- What this task involves
Count how many lines of the data below contain the string "screenshot"; the reply should be that number alone.

[Collected data]
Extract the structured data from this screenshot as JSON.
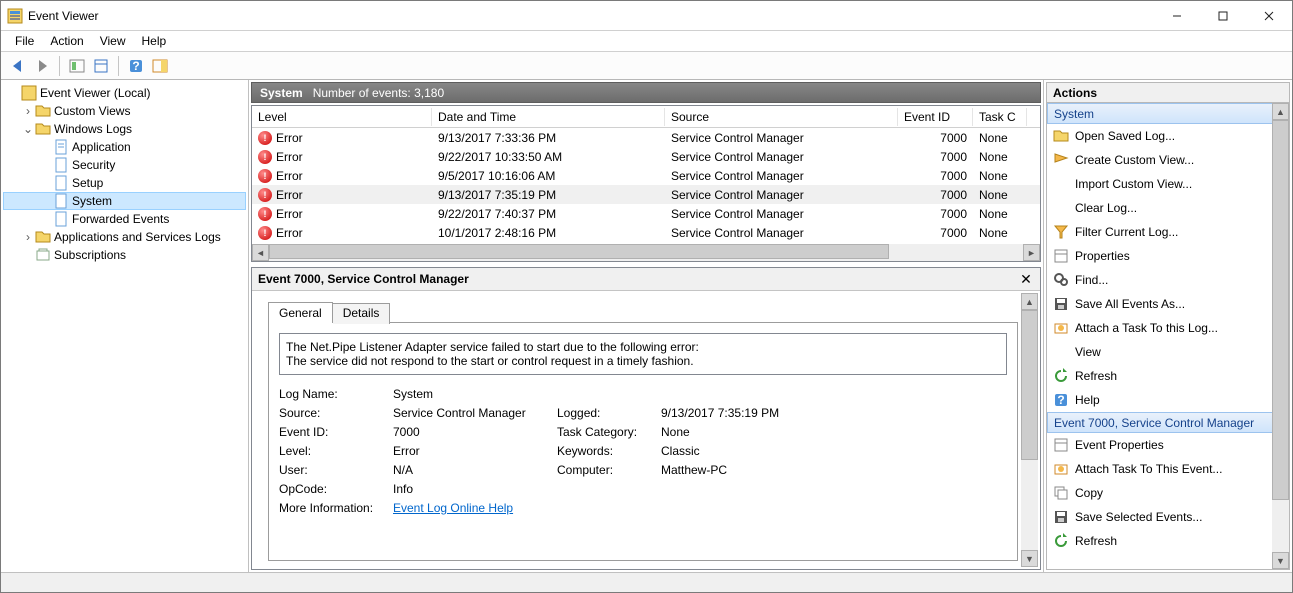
{
  "title": "Event Viewer",
  "menu": {
    "file": "File",
    "action": "Action",
    "view": "View",
    "help": "Help"
  },
  "tree": {
    "root": "Event Viewer (Local)",
    "customViews": "Custom Views",
    "winLogs": "Windows Logs",
    "app": "Application",
    "sec": "Security",
    "setup": "Setup",
    "system": "System",
    "fwd": "Forwarded Events",
    "appsvc": "Applications and Services Logs",
    "subs": "Subscriptions"
  },
  "listHeader": {
    "name": "System",
    "countLabel": "Number of events: 3,180"
  },
  "columns": {
    "level": "Level",
    "date": "Date and Time",
    "source": "Source",
    "eid": "Event ID",
    "task": "Task C"
  },
  "events": [
    {
      "level": "Error",
      "date": "9/13/2017 7:33:36 PM",
      "source": "Service Control Manager",
      "eid": "7000",
      "task": "None"
    },
    {
      "level": "Error",
      "date": "9/22/2017 10:33:50 AM",
      "source": "Service Control Manager",
      "eid": "7000",
      "task": "None"
    },
    {
      "level": "Error",
      "date": "9/5/2017 10:16:06 AM",
      "source": "Service Control Manager",
      "eid": "7000",
      "task": "None"
    },
    {
      "level": "Error",
      "date": "9/13/2017 7:35:19 PM",
      "source": "Service Control Manager",
      "eid": "7000",
      "task": "None"
    },
    {
      "level": "Error",
      "date": "9/22/2017 7:40:37 PM",
      "source": "Service Control Manager",
      "eid": "7000",
      "task": "None"
    },
    {
      "level": "Error",
      "date": "10/1/2017 2:48:16 PM",
      "source": "Service Control Manager",
      "eid": "7000",
      "task": "None"
    }
  ],
  "selectedEventIndex": 3,
  "detailHeader": "Event 7000, Service Control Manager",
  "tabs": {
    "general": "General",
    "details": "Details"
  },
  "message": {
    "line1": "The Net.Pipe Listener Adapter service failed to start due to the following error:",
    "line2": "The service did not respond to the start or control request in a timely fashion."
  },
  "propLabels": {
    "logName": "Log Name:",
    "source": "Source:",
    "eventId": "Event ID:",
    "level": "Level:",
    "user": "User:",
    "opcode": "OpCode:",
    "moreInfo": "More Information:",
    "logged": "Logged:",
    "taskCat": "Task Category:",
    "keywords": "Keywords:",
    "computer": "Computer:"
  },
  "propValues": {
    "logName": "System",
    "source": "Service Control Manager",
    "eventId": "7000",
    "level": "Error",
    "user": "N/A",
    "opcode": "Info",
    "moreInfoLink": "Event Log Online Help",
    "logged": "9/13/2017 7:35:19 PM",
    "taskCat": "None",
    "keywords": "Classic",
    "computer": "Matthew-PC"
  },
  "actions": {
    "title": "Actions",
    "groupSystem": "System",
    "itemsTop": [
      "Open Saved Log...",
      "Create Custom View...",
      "Import Custom View...",
      "Clear Log...",
      "Filter Current Log...",
      "Properties",
      "Find...",
      "Save All Events As...",
      "Attach a Task To this Log...",
      "View",
      "Refresh",
      "Help"
    ],
    "groupEvent": "Event 7000, Service Control Manager",
    "itemsBottom": [
      "Event Properties",
      "Attach Task To This Event...",
      "Copy",
      "Save Selected Events...",
      "Refresh"
    ]
  }
}
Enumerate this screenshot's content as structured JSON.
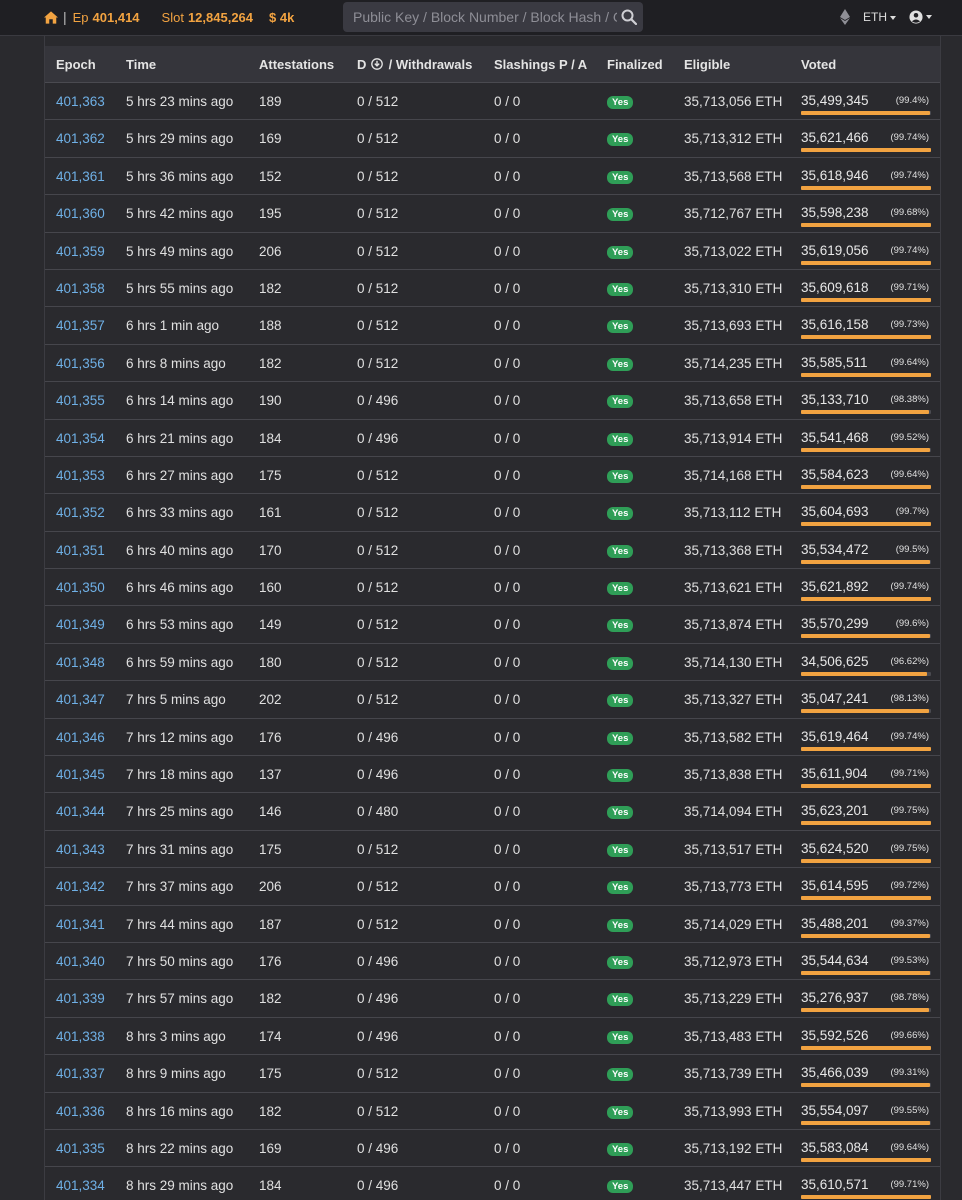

- Output of the exercise
2